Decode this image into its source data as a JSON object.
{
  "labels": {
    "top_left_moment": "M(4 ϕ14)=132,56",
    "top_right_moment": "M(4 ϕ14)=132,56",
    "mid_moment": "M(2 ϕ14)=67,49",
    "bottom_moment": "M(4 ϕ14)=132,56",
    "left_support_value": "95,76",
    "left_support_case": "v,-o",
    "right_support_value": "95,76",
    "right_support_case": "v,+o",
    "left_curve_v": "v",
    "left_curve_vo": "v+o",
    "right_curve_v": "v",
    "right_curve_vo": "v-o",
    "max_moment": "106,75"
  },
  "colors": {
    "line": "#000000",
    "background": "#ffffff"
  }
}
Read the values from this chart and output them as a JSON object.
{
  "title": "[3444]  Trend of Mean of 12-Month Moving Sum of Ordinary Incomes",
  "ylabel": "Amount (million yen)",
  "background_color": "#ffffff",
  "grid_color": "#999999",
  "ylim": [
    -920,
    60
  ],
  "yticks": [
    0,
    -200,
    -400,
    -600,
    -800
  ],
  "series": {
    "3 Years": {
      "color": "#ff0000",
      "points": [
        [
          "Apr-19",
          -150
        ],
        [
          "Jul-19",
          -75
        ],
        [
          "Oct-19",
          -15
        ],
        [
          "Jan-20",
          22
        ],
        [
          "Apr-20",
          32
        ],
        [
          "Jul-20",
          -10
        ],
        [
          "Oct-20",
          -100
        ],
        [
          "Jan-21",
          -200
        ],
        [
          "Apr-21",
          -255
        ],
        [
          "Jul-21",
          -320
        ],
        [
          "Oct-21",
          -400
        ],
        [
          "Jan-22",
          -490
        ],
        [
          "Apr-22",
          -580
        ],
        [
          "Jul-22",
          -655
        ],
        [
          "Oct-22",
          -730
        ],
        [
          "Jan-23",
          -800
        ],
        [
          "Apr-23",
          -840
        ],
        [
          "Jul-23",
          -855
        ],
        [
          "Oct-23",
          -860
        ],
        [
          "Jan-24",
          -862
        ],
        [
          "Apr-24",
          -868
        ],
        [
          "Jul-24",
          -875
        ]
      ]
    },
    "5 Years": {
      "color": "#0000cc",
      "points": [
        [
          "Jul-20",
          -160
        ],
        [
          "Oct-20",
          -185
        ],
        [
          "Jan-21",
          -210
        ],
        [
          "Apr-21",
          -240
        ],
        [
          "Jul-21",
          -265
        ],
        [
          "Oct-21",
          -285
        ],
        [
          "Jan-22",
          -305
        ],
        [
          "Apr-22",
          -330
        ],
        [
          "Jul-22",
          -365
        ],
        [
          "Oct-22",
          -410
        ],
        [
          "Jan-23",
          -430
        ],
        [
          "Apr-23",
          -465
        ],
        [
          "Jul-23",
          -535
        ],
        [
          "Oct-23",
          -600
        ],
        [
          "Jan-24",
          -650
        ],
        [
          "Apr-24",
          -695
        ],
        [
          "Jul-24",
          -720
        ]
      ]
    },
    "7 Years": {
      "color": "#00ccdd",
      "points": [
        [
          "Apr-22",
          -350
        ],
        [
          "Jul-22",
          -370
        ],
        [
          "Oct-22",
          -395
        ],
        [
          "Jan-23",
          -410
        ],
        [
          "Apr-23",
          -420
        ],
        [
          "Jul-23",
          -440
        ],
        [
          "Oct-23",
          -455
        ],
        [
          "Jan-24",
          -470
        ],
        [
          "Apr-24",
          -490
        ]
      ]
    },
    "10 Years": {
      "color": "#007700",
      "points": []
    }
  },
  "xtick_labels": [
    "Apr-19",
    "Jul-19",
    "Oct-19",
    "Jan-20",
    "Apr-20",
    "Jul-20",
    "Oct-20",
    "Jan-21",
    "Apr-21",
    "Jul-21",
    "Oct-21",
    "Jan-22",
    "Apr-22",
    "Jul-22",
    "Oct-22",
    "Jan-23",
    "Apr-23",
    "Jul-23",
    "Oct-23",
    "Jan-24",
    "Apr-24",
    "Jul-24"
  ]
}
# # # # #
**YOUR TASK**
Find all lines where the word "JSON" appears. Copy them.

**RESPONSE TO THIS EXERCISE**
Decode this image into its source data as a JSON object.
Read the values from this chart and output them as a JSON object.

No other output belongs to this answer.